The exercise
Write the listing out again, all of it, word for word.

Rows
** Start **

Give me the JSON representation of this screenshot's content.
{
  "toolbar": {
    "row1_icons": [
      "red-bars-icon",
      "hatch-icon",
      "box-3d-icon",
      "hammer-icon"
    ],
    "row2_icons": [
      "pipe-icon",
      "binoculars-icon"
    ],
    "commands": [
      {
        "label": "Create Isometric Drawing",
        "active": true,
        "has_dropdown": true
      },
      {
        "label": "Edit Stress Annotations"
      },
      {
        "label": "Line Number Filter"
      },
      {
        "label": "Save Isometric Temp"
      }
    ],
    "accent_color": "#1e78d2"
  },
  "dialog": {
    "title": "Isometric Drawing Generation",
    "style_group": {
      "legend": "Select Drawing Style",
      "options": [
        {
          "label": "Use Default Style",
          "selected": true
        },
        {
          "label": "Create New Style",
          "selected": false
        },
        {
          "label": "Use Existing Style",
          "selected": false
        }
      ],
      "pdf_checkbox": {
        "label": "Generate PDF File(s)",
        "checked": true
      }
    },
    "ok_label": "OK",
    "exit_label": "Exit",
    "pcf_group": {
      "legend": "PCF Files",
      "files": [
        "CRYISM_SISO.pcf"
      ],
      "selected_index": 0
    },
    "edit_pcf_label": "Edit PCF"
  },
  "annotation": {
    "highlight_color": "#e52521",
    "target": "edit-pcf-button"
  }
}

** End **

Reply to the exercise
Give me the JSON representation of this screenshot's content.
{
  "toolbar": {
    "row1_icons": [
      "red-bars-icon",
      "hatch-icon",
      "box-3d-icon",
      "hammer-icon"
    ],
    "row2_icons": [
      "pipe-icon",
      "binoculars-icon"
    ],
    "commands": [
      {
        "label": "Create Isometric Drawing",
        "active": true,
        "has_dropdown": true
      },
      {
        "label": "Edit Stress Annotations"
      },
      {
        "label": "Line Number Filter"
      },
      {
        "label": "Save Isometric Temp"
      }
    ],
    "accent_color": "#1e78d2"
  },
  "dialog": {
    "title": "Isometric Drawing Generation",
    "style_group": {
      "legend": "Select Drawing Style",
      "options": [
        {
          "label": "Use Default Style",
          "selected": true
        },
        {
          "label": "Create New Style",
          "selected": false
        },
        {
          "label": "Use Existing Style",
          "selected": false
        }
      ],
      "pdf_checkbox": {
        "label": "Generate PDF File(s)",
        "checked": true
      }
    },
    "ok_label": "OK",
    "exit_label": "Exit",
    "pcf_group": {
      "legend": "PCF Files",
      "files": [
        "CRYISM_SISO.pcf"
      ],
      "selected_index": 0
    },
    "edit_pcf_label": "Edit PCF"
  },
  "annotation": {
    "highlight_color": "#e52521",
    "target": "edit-pcf-button"
  }
}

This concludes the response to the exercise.